**Zadania do wykonania**
[1] Zaktualizuj fragment tekstu o planach ucieczki Łukaszenki, zamieniając "Białoruski przywódca" na "Białoruski dyktator". Zacznij od słów "Aleksandr Łukaszenka w obawie", a skończ po słowach "jeszcze w 2022 r.".
[2] Jak w dwóch zdaniach streścisz tekst o planach ucieczki Łukaszenki?

**Tekst źródłowy**
====================

Aleksandr Łukaszenka w obawie o własne życie chciał uciec do Polski – o takim nieznanym dotąd scenariuszy pisze „Dziennik Gazeta Prawna”. Białoruski przywódca sondował w tej sprawie stronę polską jeszcze w 2022 r.
„Dziennik Gazeta Prawna” dotarł do nowych ustaleń wskazujących, że Aleksandr Łukaszenka w 2022 r. naprawdę rozważał ucieczkę z Białorusi. Dyktator sondował możliwość przyjazdu do Polski, aby stąd udać się do innego kraju, w którym docelowo uzyska schronienie.
Z ustaleń „DGP” wynika, że Łukaszenka wiosną 2022 r. sondował stronę polską, czy w razie konieczności będzie mógł drogą lądową uciec do naszego kraju. To jednak tylko miał być tylko przystanek. Następnie miałby on ewakuować się samolotem do Chin, Wenezueli lub jednego z krajów afrykańskich.

====================

**Dostarczone pozycje**
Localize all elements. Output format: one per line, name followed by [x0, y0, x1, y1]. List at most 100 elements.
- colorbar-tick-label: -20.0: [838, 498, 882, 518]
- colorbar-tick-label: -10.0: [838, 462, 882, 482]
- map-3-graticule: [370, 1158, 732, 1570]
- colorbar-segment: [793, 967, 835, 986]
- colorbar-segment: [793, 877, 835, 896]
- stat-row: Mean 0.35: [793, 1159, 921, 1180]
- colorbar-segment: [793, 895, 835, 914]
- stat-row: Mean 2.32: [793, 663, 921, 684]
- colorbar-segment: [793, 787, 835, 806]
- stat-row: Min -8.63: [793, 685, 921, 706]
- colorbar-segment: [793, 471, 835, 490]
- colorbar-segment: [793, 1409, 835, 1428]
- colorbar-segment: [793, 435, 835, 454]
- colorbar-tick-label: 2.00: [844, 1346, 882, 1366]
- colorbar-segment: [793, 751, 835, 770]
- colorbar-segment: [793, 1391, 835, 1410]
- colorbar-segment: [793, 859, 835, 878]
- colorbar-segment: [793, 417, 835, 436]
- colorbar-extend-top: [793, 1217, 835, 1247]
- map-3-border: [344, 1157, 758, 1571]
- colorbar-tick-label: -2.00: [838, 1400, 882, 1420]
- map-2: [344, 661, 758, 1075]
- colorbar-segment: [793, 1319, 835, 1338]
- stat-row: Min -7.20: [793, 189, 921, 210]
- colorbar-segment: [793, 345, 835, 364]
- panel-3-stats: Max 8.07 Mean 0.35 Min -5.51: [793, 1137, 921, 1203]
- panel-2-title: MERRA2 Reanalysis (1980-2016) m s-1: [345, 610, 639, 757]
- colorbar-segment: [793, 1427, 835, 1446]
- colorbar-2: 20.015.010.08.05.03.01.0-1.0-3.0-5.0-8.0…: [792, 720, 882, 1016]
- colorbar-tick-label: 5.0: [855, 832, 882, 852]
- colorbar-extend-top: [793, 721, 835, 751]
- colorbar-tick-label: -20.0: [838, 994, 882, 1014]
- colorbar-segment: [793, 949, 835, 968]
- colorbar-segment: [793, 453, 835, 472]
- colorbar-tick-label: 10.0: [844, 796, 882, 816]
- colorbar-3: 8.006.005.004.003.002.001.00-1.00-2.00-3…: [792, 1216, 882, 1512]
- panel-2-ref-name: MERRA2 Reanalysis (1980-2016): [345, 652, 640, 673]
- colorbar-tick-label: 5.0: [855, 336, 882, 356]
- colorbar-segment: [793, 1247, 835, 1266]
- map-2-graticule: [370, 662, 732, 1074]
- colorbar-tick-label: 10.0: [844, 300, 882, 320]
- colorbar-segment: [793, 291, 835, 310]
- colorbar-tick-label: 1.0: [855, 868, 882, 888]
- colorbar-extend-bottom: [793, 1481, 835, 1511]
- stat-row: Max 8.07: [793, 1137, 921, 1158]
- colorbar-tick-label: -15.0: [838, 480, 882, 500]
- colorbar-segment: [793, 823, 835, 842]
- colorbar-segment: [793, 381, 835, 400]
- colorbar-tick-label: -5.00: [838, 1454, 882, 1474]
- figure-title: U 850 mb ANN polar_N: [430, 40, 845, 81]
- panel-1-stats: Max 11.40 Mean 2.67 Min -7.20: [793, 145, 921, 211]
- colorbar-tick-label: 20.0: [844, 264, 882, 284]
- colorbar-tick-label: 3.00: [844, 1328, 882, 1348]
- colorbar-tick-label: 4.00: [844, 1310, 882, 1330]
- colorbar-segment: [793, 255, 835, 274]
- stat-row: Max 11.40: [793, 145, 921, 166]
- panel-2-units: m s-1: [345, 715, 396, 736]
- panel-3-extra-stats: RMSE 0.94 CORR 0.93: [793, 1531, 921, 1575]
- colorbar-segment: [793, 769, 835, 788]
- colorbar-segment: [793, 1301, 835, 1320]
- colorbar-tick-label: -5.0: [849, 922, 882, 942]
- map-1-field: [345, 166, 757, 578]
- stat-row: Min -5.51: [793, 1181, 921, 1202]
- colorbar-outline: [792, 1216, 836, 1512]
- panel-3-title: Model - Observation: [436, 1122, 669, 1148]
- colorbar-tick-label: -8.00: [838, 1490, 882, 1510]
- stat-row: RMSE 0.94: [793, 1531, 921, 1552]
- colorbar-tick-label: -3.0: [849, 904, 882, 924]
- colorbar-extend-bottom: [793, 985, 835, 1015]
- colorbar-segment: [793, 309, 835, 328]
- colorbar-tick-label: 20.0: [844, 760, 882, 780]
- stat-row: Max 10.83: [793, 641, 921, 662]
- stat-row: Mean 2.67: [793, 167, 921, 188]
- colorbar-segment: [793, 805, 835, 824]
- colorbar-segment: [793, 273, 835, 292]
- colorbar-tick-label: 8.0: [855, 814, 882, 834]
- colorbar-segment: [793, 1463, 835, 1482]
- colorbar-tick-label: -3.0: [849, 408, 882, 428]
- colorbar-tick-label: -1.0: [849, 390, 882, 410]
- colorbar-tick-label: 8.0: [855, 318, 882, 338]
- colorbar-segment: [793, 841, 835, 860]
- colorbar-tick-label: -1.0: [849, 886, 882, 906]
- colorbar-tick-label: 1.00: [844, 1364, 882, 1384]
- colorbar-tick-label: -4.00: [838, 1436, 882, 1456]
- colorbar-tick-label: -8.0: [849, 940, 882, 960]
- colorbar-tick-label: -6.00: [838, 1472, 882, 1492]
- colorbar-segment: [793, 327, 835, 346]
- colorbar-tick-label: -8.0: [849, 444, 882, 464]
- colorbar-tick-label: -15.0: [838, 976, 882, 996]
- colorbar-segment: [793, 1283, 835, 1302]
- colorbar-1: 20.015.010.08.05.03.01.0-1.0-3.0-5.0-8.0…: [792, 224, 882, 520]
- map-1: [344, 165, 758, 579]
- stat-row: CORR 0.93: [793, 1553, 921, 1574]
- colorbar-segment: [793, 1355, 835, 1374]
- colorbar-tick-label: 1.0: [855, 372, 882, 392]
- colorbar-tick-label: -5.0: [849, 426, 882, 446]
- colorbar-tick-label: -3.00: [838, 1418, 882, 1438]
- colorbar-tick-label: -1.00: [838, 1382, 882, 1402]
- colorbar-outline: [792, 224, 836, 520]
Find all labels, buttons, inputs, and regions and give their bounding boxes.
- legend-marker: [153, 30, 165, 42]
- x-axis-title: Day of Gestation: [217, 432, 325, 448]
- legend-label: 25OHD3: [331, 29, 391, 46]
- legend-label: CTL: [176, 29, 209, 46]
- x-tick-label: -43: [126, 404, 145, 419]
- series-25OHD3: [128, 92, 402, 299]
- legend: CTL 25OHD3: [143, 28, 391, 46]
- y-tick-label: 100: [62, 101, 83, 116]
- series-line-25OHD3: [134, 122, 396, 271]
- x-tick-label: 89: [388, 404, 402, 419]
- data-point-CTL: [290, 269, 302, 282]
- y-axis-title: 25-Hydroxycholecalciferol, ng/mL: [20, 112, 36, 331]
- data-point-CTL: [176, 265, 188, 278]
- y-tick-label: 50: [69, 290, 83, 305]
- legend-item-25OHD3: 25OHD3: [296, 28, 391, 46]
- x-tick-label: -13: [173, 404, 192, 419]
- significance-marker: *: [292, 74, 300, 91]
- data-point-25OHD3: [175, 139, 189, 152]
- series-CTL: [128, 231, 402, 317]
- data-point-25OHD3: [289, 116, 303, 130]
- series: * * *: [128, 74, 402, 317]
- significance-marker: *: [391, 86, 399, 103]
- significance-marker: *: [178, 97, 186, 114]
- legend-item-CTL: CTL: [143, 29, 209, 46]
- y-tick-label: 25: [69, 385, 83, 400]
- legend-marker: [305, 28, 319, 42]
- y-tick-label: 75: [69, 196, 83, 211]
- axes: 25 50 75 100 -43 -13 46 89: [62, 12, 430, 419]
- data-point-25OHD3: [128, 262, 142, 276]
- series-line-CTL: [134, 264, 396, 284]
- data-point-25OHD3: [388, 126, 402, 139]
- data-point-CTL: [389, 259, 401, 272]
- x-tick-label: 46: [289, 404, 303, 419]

====================

**Wyniki ćwiczenia**
[1]
Aleksandr Łukaszenka w obawie o własne życie chciał uciec do Polski – o takim nieznanym dotąd scenariuszy pisze „Dziennik Gazeta Prawna”. Białoruski dyktator sondował w tej sprawie stronę polską jeszcze w 2022 r.

[2] Według ustaleń „Dziennika Gazety Prawnej” Aleksandr Łukaszenka w 2022 r., w obawie o własne życie, rozważał ucieczkę z Białorusi i wiosną sondował stronę polską, czy w razie konieczności mógłby drogą lądową uciec do Polski. Polska miała być jedynie przystankiem, skąd miałby ewakuować się samolotem do Chin, Wenezueli lub jednego z krajów afrykańskich.